> _Exercise aim_: Using the entries below, quote exactly the span of lines that begins with the line containing "What does this" and ends with the final line.

> _Source records_:

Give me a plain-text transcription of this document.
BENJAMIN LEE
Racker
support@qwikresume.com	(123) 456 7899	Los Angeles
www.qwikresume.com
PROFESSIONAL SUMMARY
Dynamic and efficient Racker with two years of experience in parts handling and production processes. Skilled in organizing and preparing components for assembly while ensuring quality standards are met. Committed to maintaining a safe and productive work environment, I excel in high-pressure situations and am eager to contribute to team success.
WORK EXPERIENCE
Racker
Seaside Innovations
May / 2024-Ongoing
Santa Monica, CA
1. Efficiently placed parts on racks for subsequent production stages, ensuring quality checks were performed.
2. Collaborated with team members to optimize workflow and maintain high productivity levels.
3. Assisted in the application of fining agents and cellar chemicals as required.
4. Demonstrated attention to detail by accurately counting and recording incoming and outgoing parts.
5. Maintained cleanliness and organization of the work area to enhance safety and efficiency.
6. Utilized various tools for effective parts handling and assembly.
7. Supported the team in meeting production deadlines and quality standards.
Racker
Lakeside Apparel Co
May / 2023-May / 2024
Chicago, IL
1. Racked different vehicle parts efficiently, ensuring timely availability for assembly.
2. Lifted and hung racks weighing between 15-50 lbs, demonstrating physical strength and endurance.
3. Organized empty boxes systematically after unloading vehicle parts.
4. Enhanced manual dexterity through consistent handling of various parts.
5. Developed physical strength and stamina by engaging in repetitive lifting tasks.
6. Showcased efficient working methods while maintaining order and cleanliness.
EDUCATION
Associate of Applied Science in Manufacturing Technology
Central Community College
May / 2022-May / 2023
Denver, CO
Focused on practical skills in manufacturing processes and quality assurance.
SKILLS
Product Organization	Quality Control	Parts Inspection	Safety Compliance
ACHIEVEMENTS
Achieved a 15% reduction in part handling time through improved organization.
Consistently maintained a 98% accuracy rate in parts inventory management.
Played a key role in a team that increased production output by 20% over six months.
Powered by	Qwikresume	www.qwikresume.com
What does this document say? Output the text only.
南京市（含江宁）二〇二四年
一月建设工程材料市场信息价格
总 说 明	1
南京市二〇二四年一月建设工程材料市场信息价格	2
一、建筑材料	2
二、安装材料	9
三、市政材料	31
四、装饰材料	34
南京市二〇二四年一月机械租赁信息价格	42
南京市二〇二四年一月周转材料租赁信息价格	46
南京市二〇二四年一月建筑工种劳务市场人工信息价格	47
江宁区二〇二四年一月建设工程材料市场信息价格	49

> _Task response_:
What does this document say? Output the text only.
南京市（含江宁）二〇二四年
一月建设工程材料市场信息价格
总 说 明	1
南京市二〇二四年一月建设工程材料市场信息价格	2
一、建筑材料	2
二、安装材料	9
三、市政材料	31
四、装饰材料	34
南京市二〇二四年一月机械租赁信息价格	42
南京市二〇二四年一月周转材料租赁信息价格	46
南京市二〇二四年一月建筑工种劳务市场人工信息价格	47
江宁区二〇二四年一月建设工程材料市场信息价格	49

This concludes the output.